> **Task to carry out**:
Turn every line in the records below into a numbered list, skipping any blank lines.

---- Raw records

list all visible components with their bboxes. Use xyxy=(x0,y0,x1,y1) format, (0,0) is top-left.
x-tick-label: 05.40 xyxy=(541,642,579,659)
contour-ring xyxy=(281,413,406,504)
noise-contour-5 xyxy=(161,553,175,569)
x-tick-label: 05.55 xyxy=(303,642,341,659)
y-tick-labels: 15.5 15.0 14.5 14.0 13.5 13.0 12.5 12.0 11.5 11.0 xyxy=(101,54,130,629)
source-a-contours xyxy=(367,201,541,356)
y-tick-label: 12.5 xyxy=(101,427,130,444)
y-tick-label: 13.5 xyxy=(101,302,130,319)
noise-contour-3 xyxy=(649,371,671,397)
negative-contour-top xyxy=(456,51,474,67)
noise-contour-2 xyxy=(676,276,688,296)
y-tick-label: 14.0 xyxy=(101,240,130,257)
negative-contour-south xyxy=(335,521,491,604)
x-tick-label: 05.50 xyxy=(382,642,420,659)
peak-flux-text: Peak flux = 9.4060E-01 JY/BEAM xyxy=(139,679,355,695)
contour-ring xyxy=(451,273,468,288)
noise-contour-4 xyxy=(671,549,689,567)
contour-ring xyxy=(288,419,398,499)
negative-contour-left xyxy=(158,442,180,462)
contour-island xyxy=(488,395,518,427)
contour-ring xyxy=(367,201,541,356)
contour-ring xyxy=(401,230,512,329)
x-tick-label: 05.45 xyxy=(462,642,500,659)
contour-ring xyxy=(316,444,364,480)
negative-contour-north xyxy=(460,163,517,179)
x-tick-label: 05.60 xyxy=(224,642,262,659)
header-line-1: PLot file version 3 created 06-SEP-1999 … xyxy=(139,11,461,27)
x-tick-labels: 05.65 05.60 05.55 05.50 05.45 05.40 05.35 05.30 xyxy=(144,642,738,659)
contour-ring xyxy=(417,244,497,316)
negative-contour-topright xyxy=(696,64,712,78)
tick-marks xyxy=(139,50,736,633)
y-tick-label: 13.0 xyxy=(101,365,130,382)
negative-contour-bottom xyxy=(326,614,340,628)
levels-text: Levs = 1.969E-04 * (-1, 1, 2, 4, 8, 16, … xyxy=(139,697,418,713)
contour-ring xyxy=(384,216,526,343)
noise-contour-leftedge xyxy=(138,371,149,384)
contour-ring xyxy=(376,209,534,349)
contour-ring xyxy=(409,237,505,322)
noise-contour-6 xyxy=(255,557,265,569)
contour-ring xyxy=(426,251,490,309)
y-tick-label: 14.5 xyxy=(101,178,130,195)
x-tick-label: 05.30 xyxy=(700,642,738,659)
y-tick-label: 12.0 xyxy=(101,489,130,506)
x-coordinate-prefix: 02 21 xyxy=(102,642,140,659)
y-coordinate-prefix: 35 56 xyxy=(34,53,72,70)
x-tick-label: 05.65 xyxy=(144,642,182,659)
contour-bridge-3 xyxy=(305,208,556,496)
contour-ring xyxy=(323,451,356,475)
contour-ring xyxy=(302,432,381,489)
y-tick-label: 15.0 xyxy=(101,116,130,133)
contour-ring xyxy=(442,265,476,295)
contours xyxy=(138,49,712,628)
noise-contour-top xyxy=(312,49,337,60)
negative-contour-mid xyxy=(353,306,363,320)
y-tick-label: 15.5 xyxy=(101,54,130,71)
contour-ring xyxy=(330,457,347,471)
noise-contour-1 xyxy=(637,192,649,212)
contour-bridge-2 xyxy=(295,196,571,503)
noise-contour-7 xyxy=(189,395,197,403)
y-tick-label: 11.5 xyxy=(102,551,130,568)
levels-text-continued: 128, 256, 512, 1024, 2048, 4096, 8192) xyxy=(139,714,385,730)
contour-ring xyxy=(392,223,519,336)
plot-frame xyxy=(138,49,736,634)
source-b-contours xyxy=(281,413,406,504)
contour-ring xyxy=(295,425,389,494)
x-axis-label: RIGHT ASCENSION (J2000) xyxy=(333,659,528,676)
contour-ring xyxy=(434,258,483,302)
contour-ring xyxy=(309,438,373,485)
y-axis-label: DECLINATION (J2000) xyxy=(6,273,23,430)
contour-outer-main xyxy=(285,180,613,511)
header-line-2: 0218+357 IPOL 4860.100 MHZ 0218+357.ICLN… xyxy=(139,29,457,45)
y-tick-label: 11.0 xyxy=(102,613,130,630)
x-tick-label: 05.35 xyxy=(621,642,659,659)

--------

> **Output below**:
1. list all visible components with their bboxes. Use xyxy=(x0,y0,x1,y1) format, (0,0) is top-left.
2. x-tick-label: 05.40 xyxy=(541,642,579,659)
3. contour-ring xyxy=(281,413,406,504)
4. noise-contour-5 xyxy=(161,553,175,569)
5. x-tick-label: 05.55 xyxy=(303,642,341,659)
6. y-tick-labels: 15.5 15.0 14.5 14.0 13.5 13.0 12.5 12.0 11.5 11.0 xyxy=(101,54,130,629)
7. source-a-contours xyxy=(367,201,541,356)
8. y-tick-label: 12.5 xyxy=(101,427,130,444)
9. y-tick-label: 13.5 xyxy=(101,302,130,319)
10. noise-contour-3 xyxy=(649,371,671,397)
11. negative-contour-top xyxy=(456,51,474,67)
12. noise-contour-2 xyxy=(676,276,688,296)
13. y-tick-label: 14.0 xyxy=(101,240,130,257)
14. negative-contour-south xyxy=(335,521,491,604)
15. x-tick-label: 05.50 xyxy=(382,642,420,659)
16. peak-flux-text: Peak flux = 9.4060E-01 JY/BEAM xyxy=(139,679,355,695)
17. contour-ring xyxy=(451,273,468,288)
18. noise-contour-4 xyxy=(671,549,689,567)
19. contour-ring xyxy=(288,419,398,499)
20. negative-contour-left xyxy=(158,442,180,462)
21. contour-island xyxy=(488,395,518,427)
22. contour-ring xyxy=(367,201,541,356)
23. contour-ring xyxy=(401,230,512,329)
24. x-tick-label: 05.45 xyxy=(462,642,500,659)
25. contour-ring xyxy=(316,444,364,480)
26. negative-contour-north xyxy=(460,163,517,179)
27. x-tick-label: 05.60 xyxy=(224,642,262,659)
28. header-line-1: PLot file version 3 created 06-SEP-1999 … xyxy=(139,11,461,27)
29. x-tick-labels: 05.65 05.60 05.55 05.50 05.45 05.40 05.35 05.30 xyxy=(144,642,738,659)
30. contour-ring xyxy=(417,244,497,316)
31. negative-contour-topright xyxy=(696,64,712,78)
32. tick-marks xyxy=(139,50,736,633)
33. y-tick-label: 13.0 xyxy=(101,365,130,382)
34. negative-contour-bottom xyxy=(326,614,340,628)
35. levels-text: Levs = 1.969E-04 * (-1, 1, 2, 4, 8, 16, … xyxy=(139,697,418,713)
36. contour-ring xyxy=(384,216,526,343)
37. noise-contour-leftedge xyxy=(138,371,149,384)
38. contour-ring xyxy=(376,209,534,349)
39. contour-ring xyxy=(409,237,505,322)
40. noise-contour-6 xyxy=(255,557,265,569)
41. contour-ring xyxy=(426,251,490,309)
42. y-tick-label: 14.5 xyxy=(101,178,130,195)
43. x-tick-label: 05.30 xyxy=(700,642,738,659)
44. y-tick-label: 12.0 xyxy=(101,489,130,506)
45. x-coordinate-prefix: 02 21 xyxy=(102,642,140,659)
46. y-coordinate-prefix: 35 56 xyxy=(34,53,72,70)
47. x-tick-label: 05.65 xyxy=(144,642,182,659)
48. contour-bridge-3 xyxy=(305,208,556,496)
49. contour-ring xyxy=(323,451,356,475)
50. contour-ring xyxy=(302,432,381,489)
51. y-tick-label: 15.0 xyxy=(101,116,130,133)
52. contour-ring xyxy=(442,265,476,295)
53. contours xyxy=(138,49,712,628)
54. noise-contour-top xyxy=(312,49,337,60)
55. negative-contour-mid xyxy=(353,306,363,320)
56. y-tick-label: 15.5 xyxy=(101,54,130,71)
57. contour-ring xyxy=(330,457,347,471)
58. noise-contour-1 xyxy=(637,192,649,212)
59. contour-bridge-2 xyxy=(295,196,571,503)
60. noise-contour-7 xyxy=(189,395,197,403)
61. y-tick-label: 11.5 xyxy=(102,551,130,568)
62. levels-text-continued: 128, 256, 512, 1024, 2048, 4096, 8192) xyxy=(139,714,385,730)
63. contour-ring xyxy=(392,223,519,336)
64. plot-frame xyxy=(138,49,736,634)
65. source-b-contours xyxy=(281,413,406,504)
66. contour-ring xyxy=(295,425,389,494)
67. x-axis-label: RIGHT ASCENSION (J2000) xyxy=(333,659,528,676)
68. contour-ring xyxy=(434,258,483,302)
69. contour-ring xyxy=(309,438,373,485)
70. y-axis-label: DECLINATION (J2000) xyxy=(6,273,23,430)
71. contour-outer-main xyxy=(285,180,613,511)
72. header-line-2: 0218+357 IPOL 4860.100 MHZ 0218+357.ICLN… xyxy=(139,29,457,45)
73. y-tick-label: 11.0 xyxy=(102,613,130,630)
74. x-tick-label: 05.35 xyxy=(621,642,659,659)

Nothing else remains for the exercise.